__WHAT THIS TASK INVOLVES__: Show all lines holding the string "period".

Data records
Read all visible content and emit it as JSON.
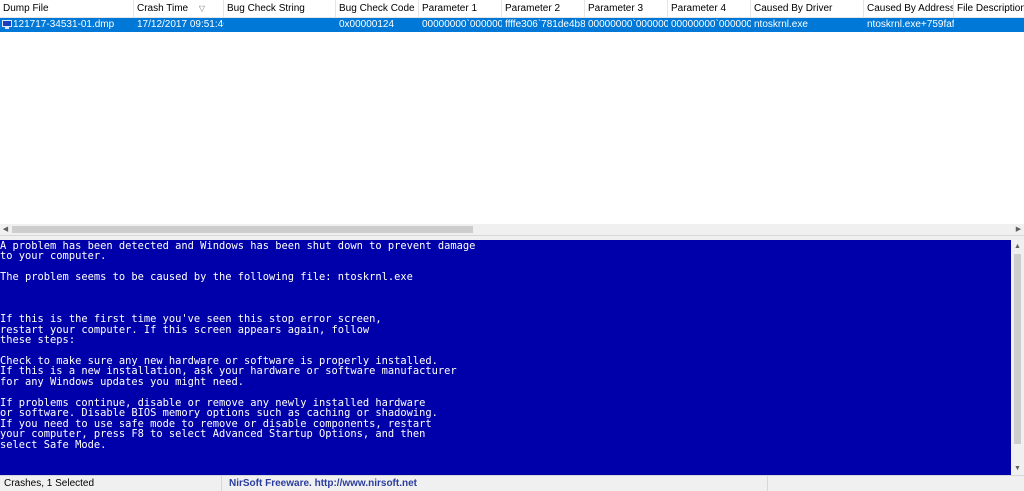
{
  "list": {
    "columns": [
      {
        "key": "dump_file",
        "label": "Dump File"
      },
      {
        "key": "crash_time",
        "label": "Crash Time"
      },
      {
        "key": "bug_check_string",
        "label": "Bug Check String"
      },
      {
        "key": "bug_check_code",
        "label": "Bug Check Code"
      },
      {
        "key": "parameter_1",
        "label": "Parameter 1"
      },
      {
        "key": "parameter_2",
        "label": "Parameter 2"
      },
      {
        "key": "parameter_3",
        "label": "Parameter 3"
      },
      {
        "key": "parameter_4",
        "label": "Parameter 4"
      },
      {
        "key": "caused_by_driver",
        "label": "Caused By Driver"
      },
      {
        "key": "caused_by_address",
        "label": "Caused By Address"
      },
      {
        "key": "file_description",
        "label": "File Description"
      }
    ],
    "sorted_column": "Crash Time",
    "sort_indicator_icon": "sort-descending-icon",
    "rows": [
      {
        "selected": true,
        "icon": "crash-dump-icon",
        "dump_file": "121717-34531-01.dmp",
        "crash_time": "17/12/2017 09:51:46",
        "bug_check_string": "",
        "bug_check_code": "0x00000124",
        "parameter_1": "00000000`000000...",
        "parameter_2": "ffffe306`781de4b8",
        "parameter_3": "00000000`000000...",
        "parameter_4": "00000000`000000...",
        "caused_by_driver": "ntoskrnl.exe",
        "caused_by_address": "ntoskrnl.exe+759faf",
        "file_description": ""
      }
    ]
  },
  "bsod": {
    "background_color": "#0000aa",
    "text_color": "#ffffff",
    "lines": [
      "A problem has been detected and Windows has been shut down to prevent damage",
      "to your computer.",
      "",
      "The problem seems to be caused by the following file: ntoskrnl.exe",
      "",
      "",
      "",
      "If this is the first time you've seen this stop error screen,",
      "restart your computer. If this screen appears again, follow",
      "these steps:",
      "",
      "Check to make sure any new hardware or software is properly installed.",
      "If this is a new installation, ask your hardware or software manufacturer",
      "for any Windows updates you might need.",
      "",
      "If problems continue, disable or remove any newly installed hardware",
      "or software. Disable BIOS memory options such as caching or shadowing.",
      "If you need to use safe mode to remove or disable components, restart",
      "your computer, press F8 to select Advanced Startup Options, and then",
      "select Safe Mode."
    ]
  },
  "statusbar": {
    "summary": "Crashes, 1 Selected",
    "credit_text": "NirSoft Freeware.",
    "credit_url": "http://www.nirsoft.net"
  },
  "colors": {
    "selection": "#0078d7",
    "bsod_blue": "#0000aa",
    "link": "#2a3d9e"
  }
}
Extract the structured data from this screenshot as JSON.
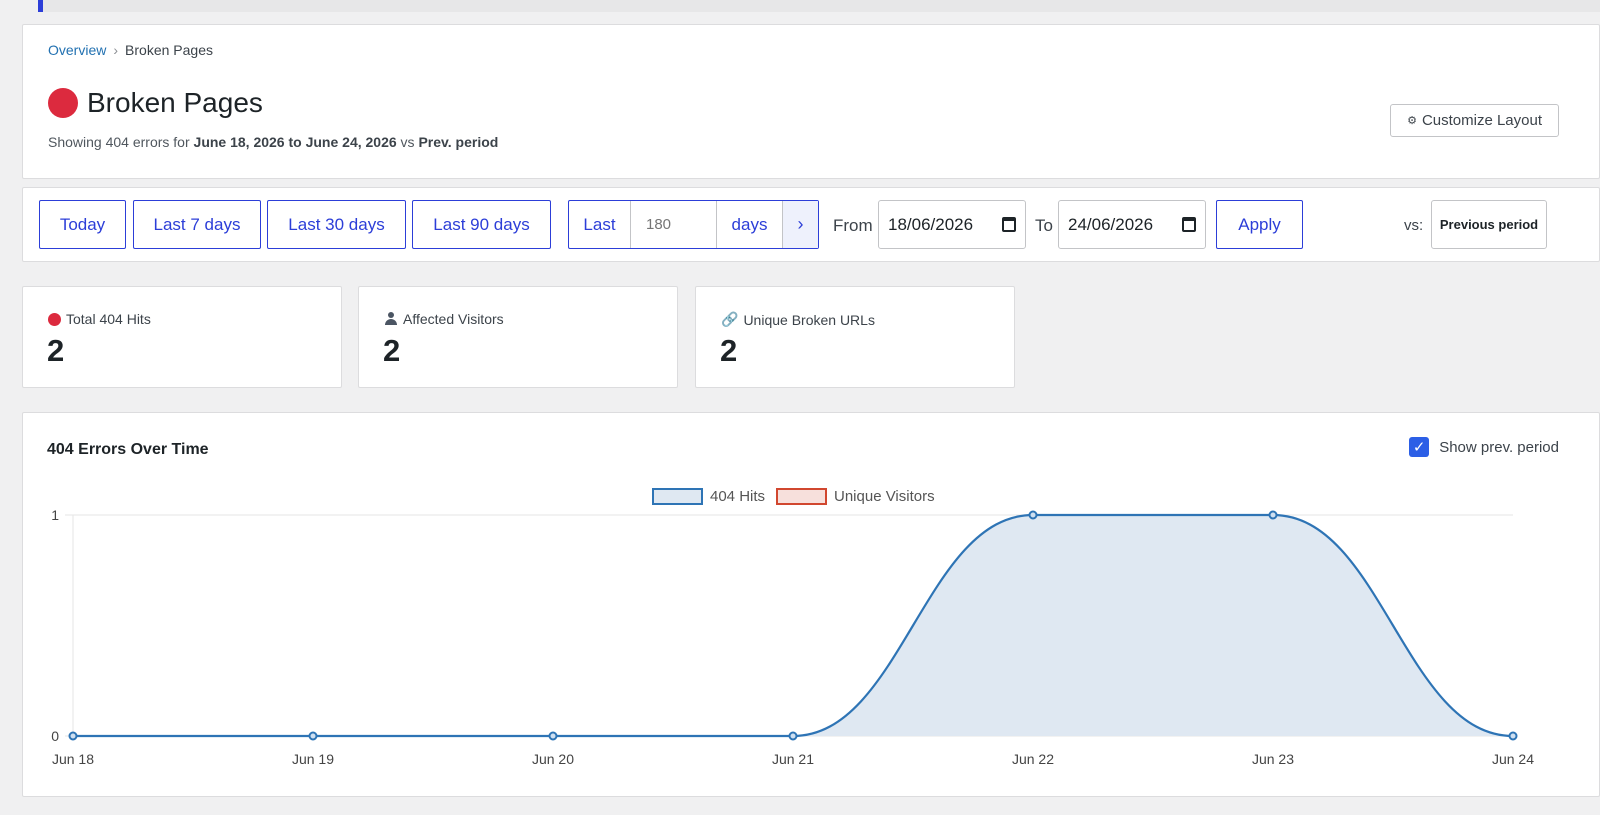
{
  "breadcrumb": {
    "parent": "Overview",
    "separator": "›",
    "current": "Broken Pages"
  },
  "page": {
    "title": "Broken Pages",
    "subtitle_prefix": "Showing 404 errors for ",
    "date_range": "June 18, 2026 to June 24, 2026",
    "subtitle_vs": " vs ",
    "compare_period": "Prev. period",
    "customize_icon": "⚙",
    "customize_label": "Customize Layout"
  },
  "toolbar": {
    "today": "Today",
    "last7": "Last 7 days",
    "last30": "Last 30 days",
    "last90": "Last 90 days",
    "custom_last": "Last",
    "custom_days_placeholder": "180",
    "custom_days_unit": "days",
    "go_icon": "›",
    "from_label": "From",
    "from_value": "18/06/2026",
    "to_label": "To",
    "to_value": "24/06/2026",
    "apply": "Apply",
    "vs_label": "vs:",
    "vs_value": "Previous period"
  },
  "stats": [
    {
      "label": "Total 404 Hits",
      "value": "2",
      "icon": "red-dot"
    },
    {
      "label": "Affected Visitors",
      "value": "2",
      "icon": "person-icon"
    },
    {
      "label": "Unique Broken URLs",
      "value": "2",
      "icon": "link-icon"
    }
  ],
  "chart_section": {
    "title": "404 Errors Over Time",
    "show_prev_label": "Show prev. period",
    "show_prev_checked": true
  },
  "chart_data": {
    "type": "area",
    "x": [
      "Jun 18",
      "Jun 19",
      "Jun 20",
      "Jun 21",
      "Jun 22",
      "Jun 23",
      "Jun 24"
    ],
    "series": [
      {
        "name": "404 Hits",
        "values": [
          0,
          0,
          0,
          0,
          1,
          1,
          0
        ],
        "color": "#2e74b5",
        "fill": "#dfe8f2"
      },
      {
        "name": "Unique Visitors",
        "values": [],
        "color": "#d1472f",
        "fill": "#f7e0dc"
      }
    ],
    "yticks": [
      "0",
      "1"
    ],
    "ylim": [
      0,
      1
    ],
    "legend": "top-center",
    "grid": true
  }
}
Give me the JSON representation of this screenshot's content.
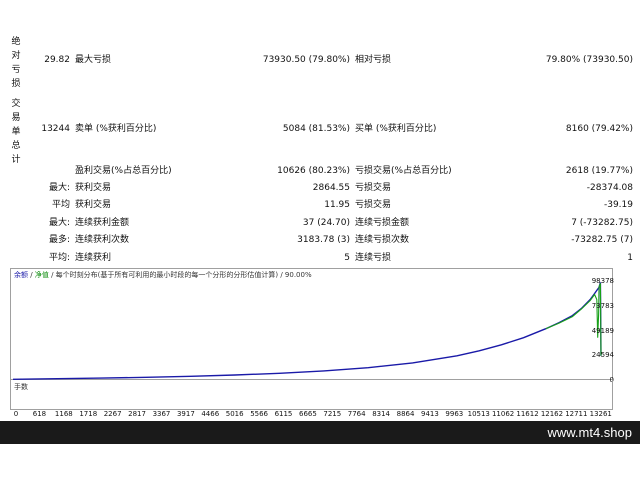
{
  "sections": {
    "drawdown_label": "绝对亏损",
    "trades_label": "交易单总计"
  },
  "rows": [
    {
      "c1": "29.82",
      "c2": "最大亏损",
      "c3": "73930.50 (79.80%)",
      "c4": "相对亏损",
      "c5": "79.80% (73930.50)"
    },
    {
      "c1": "13244",
      "c2": "卖单 (%获利百分比)",
      "c3": "5084 (81.53%)",
      "c4": "买单 (%获利百分比)",
      "c5": "8160 (79.42%)"
    },
    {
      "c1": "",
      "c2": "盈利交易(%占总百分比)",
      "c3": "10626 (80.23%)",
      "c4": "亏损交易(%占总百分比)",
      "c5": "2618 (19.77%)"
    },
    {
      "c1": "最大:",
      "c2": "获利交易",
      "c3": "2864.55",
      "c4": "亏损交易",
      "c5": "-28374.08"
    },
    {
      "c1": "平均",
      "c2": "获利交易",
      "c3": "11.95",
      "c4": "亏损交易",
      "c5": "-39.19"
    },
    {
      "c1": "最大:",
      "c2": "连续获利金额",
      "c3": "37 (24.70)",
      "c4": "连续亏损金额",
      "c5": "7 (-73282.75)"
    },
    {
      "c1": "最多:",
      "c2": "连续获利次数",
      "c3": "3183.78 (3)",
      "c4": "连续亏损次数",
      "c5": "-73282.75 (7)"
    },
    {
      "c1": "平均:",
      "c2": "连续获利",
      "c3": "5",
      "c4": "连续亏损",
      "c5": "1"
    }
  ],
  "chart": {
    "header_balance": "余额",
    "header_equity": "净值",
    "header_rest": "/ 每个时刻分布(基于所有可利用的最小时段的每一个分形的分形估值计算) / 90.00%",
    "volume_label": "手数",
    "y_ticks": [
      "98378",
      "73783",
      "49189",
      "24594",
      "0"
    ],
    "x_ticks": [
      "0",
      "618",
      "1168",
      "1718",
      "2267",
      "2817",
      "3367",
      "3917",
      "4466",
      "5016",
      "5566",
      "6115",
      "6665",
      "7215",
      "7764",
      "8314",
      "8864",
      "9413",
      "9963",
      "10513",
      "11062",
      "11612",
      "12162",
      "12711",
      "13261"
    ],
    "colors": {
      "balance": "#1a1aa8",
      "equity": "#18a018"
    }
  },
  "chart_data": {
    "type": "line",
    "title": "",
    "xlabel": "",
    "ylabel": "",
    "ylim": [
      0,
      98378
    ],
    "xlim": [
      0,
      13244
    ],
    "series": [
      {
        "name": "余额",
        "x": [
          0,
          1000,
          2000,
          3000,
          4000,
          5000,
          6000,
          7000,
          8000,
          9000,
          10000,
          10500,
          11000,
          11500,
          12000,
          12300,
          12600,
          12800,
          13000,
          13100,
          13150,
          13200,
          13230,
          13244
        ],
        "values": [
          700,
          1300,
          1900,
          2700,
          3700,
          5000,
          6700,
          9000,
          12200,
          17000,
          24000,
          29000,
          35000,
          42000,
          51000,
          57000,
          64000,
          71000,
          80000,
          86000,
          89000,
          92000,
          97000,
          24000
        ]
      },
      {
        "name": "净值",
        "x": [
          12000,
          12300,
          12600,
          12800,
          13000,
          13100,
          13150,
          13170,
          13190,
          13200,
          13230,
          13244
        ],
        "values": [
          51000,
          56500,
          63000,
          70500,
          79000,
          85000,
          80000,
          42000,
          65000,
          92000,
          96000,
          24000
        ]
      }
    ]
  },
  "footer": {
    "site": "www.mt4.shop"
  }
}
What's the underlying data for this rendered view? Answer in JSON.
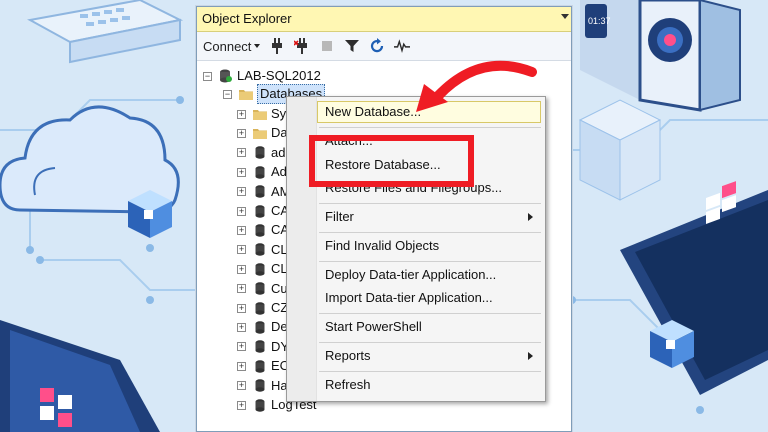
{
  "window": {
    "title": "Object Explorer"
  },
  "toolbar": {
    "connect_label": "Connect",
    "icons": [
      "connect-plug-icon",
      "disconnect-plug-icon",
      "stop-icon",
      "filter-icon",
      "refresh-icon",
      "activity-monitor-icon"
    ]
  },
  "tree": {
    "server": "LAB-SQL2012",
    "databases_label": "Databases",
    "children": [
      "Sys",
      "Da",
      "ad",
      "Ad",
      "AM",
      "CA",
      "CA",
      "CL",
      "CL",
      "Cu",
      "CZ",
      "De",
      "DY",
      "EC",
      "Ha",
      "LogTest"
    ]
  },
  "context_menu": {
    "items": [
      "New Database...",
      "Attach...",
      "Restore Database...",
      "Restore Files and Filegroups...",
      "Filter",
      "Find Invalid Objects",
      "Deploy Data-tier Application...",
      "Import Data-tier Application...",
      "Start PowerShell",
      "Reports",
      "Refresh"
    ]
  },
  "colors": {
    "accent_red": "#ef1c24",
    "title_bar": "#fff7b3",
    "background": "#d7e8f7"
  }
}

__TASK RESPONSE__:
    "compare_period": "Prev. period",
    "vs_value": "Previous period"
    "show_prev_label": "Show prev. period",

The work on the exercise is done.